TASK DIRECTIONS ->
Each record must be reproduced exactly as it is shown.

DATA LINES ->
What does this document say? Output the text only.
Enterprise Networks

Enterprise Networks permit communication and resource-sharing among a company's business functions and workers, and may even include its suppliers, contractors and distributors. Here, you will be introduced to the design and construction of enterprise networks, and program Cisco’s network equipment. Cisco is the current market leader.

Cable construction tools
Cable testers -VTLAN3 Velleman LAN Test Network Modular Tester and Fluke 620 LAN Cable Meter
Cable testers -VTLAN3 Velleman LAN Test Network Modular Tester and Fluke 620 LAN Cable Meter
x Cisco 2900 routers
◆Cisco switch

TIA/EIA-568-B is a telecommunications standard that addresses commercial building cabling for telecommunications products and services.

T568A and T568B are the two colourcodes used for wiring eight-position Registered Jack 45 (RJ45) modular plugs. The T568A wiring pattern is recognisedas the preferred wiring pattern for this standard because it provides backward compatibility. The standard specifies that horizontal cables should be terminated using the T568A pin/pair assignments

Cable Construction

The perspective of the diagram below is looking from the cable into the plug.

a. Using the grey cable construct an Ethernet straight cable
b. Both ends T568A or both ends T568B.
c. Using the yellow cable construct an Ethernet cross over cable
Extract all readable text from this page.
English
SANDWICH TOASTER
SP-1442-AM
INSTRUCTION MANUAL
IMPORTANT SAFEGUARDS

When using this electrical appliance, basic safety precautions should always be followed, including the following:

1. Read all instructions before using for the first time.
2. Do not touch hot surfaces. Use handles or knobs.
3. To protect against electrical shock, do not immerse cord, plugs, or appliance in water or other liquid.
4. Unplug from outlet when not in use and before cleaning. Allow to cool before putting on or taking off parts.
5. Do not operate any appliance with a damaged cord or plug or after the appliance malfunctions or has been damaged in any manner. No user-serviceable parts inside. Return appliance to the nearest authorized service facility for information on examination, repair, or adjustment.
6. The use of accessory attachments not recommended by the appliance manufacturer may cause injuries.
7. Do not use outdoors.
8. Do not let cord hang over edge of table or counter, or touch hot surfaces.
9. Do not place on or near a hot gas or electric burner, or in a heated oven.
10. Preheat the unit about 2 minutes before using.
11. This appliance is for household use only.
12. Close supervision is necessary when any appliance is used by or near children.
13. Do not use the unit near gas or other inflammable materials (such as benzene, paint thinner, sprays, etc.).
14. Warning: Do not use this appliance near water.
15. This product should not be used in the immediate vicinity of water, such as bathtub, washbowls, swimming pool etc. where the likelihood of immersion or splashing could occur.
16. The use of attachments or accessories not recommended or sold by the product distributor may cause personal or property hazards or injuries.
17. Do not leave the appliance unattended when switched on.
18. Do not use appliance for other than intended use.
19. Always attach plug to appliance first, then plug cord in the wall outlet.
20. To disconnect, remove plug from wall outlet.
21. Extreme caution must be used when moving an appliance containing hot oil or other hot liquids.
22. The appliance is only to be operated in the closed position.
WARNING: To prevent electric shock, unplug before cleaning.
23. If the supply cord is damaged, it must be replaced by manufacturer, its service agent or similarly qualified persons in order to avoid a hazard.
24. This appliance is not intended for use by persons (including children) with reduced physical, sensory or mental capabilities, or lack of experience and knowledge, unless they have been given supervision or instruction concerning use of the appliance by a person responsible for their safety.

EXERCISE RESPONSE ->
What does this document say? Output the text only.
Enterprise Networks

Enterprise Networks permit communication and resource-sharing among a company's business functions and workers, and may even include its suppliers, contractors and distributors. Here, you will be introduced to the design and construction of enterprise networks, and program Cisco’s network equipment. Cisco is the current market leader.

Cable construction tools
Cable testers -VTLAN3 Velleman LAN Test Network Modular Tester and Fluke 620 LAN Cable Meter
Cable testers -VTLAN3 Velleman LAN Test Network Modular Tester and Fluke 620 LAN Cable Meter
x Cisco 2900 routers
◆Cisco switch

TIA/EIA-568-B is a telecommunications standard that addresses commercial building cabling for telecommunications products and services.

T568A and T568B are the two colourcodes used for wiring eight-position Registered Jack 45 (RJ45) modular plugs. The T568A wiring pattern is recognisedas the preferred wiring pattern for this standard because it provides backward compatibility. The standard specifies that horizontal cables should be terminated using the T568A pin/pair assignments

Cable Construction

The perspective of the diagram below is looking from the cable into the plug.

a. Using the grey cable construct an Ethernet straight cable
b. Both ends T568A or both ends T568B.
c. Using the yellow cable construct an Ethernet cross over cable
Extract all readable text from this page.
English
SANDWICH TOASTER
SP-1442-AM
INSTRUCTION MANUAL
IMPORTANT SAFEGUARDS

When using this electrical appliance, basic safety precautions should always be followed, including the following:

1. Read all instructions before using for the first time.
2. Do not touch hot surfaces. Use handles or knobs.
3. To protect against electrical shock, do not immerse cord, plugs, or appliance in water or other liquid.
4. Unplug from outlet when not in use and before cleaning. Allow to cool before putting on or taking off parts.
5. Do not operate any appliance with a damaged cord or plug or after the appliance malfunctions or has been damaged in any manner. No user-serviceable parts inside. Return appliance to the nearest authorized service facility for information on examination, repair, or adjustment.
6. The use of accessory attachments not recommended by the appliance manufacturer may cause injuries.
7. Do not use outdoors.
8. Do not let cord hang over edge of table or counter, or touch hot surfaces.
9. Do not place on or near a hot gas or electric burner, or in a heated oven.
10. Preheat the unit about 2 minutes before using.
11. This appliance is for household use only.
12. Close supervision is necessary when any appliance is used by or near children.
13. Do not use the unit near gas or other inflammable materials (such as benzene, paint thinner, sprays, etc.).
14. Warning: Do not use this appliance near water.
15. This product should not be used in the immediate vicinity of water, such as bathtub, washbowls, swimming pool etc. where the likelihood of immersion or splashing could occur.
16. The use of attachments or accessories not recommended or sold by the product distributor may cause personal or property hazards or injuries.
17. Do not leave the appliance unattended when switched on.
18. Do not use appliance for other than intended use.
19. Always attach plug to appliance first, then plug cord in the wall outlet.
20. To disconnect, remove plug from wall outlet.
21. Extreme caution must be used when moving an appliance containing hot oil or other hot liquids.
22. The appliance is only to be operated in the closed position.
WARNING: To prevent electric shock, unplug before cleaning.
23. If the supply cord is damaged, it must be replaced by manufacturer, its service agent or similarly qualified persons in order to avoid a hazard.
24. This appliance is not intended for use by persons (including children) with reduced physical, sensory or mental capabilities, or lack of experience and knowledge, unless they have been given supervision or instruction concerning use of the appliance by a person responsible for their safety.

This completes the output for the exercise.